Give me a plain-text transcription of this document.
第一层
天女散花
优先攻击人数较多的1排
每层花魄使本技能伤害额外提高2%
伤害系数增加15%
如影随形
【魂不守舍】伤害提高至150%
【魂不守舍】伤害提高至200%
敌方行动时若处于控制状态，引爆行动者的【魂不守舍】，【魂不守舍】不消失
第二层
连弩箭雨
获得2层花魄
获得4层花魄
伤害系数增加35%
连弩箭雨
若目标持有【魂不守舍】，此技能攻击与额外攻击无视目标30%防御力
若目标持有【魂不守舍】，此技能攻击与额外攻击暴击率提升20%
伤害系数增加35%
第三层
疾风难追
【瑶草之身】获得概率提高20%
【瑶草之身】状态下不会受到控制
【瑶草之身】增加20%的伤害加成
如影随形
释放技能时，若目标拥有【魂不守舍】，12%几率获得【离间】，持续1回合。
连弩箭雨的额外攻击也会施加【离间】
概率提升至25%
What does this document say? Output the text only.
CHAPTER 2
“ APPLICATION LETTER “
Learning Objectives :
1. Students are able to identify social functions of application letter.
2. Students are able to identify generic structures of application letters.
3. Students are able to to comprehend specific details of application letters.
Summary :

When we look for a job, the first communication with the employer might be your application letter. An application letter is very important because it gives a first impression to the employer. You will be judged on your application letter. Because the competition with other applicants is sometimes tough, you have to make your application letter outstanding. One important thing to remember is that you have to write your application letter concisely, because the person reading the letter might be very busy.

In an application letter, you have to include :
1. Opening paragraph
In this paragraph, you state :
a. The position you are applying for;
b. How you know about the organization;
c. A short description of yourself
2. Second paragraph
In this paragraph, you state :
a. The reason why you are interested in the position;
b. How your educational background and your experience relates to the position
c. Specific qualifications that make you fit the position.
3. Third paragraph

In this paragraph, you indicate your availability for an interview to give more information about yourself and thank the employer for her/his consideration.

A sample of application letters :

******************************

Work out how many lines of the data above contain the string "about" and give the number alone.

2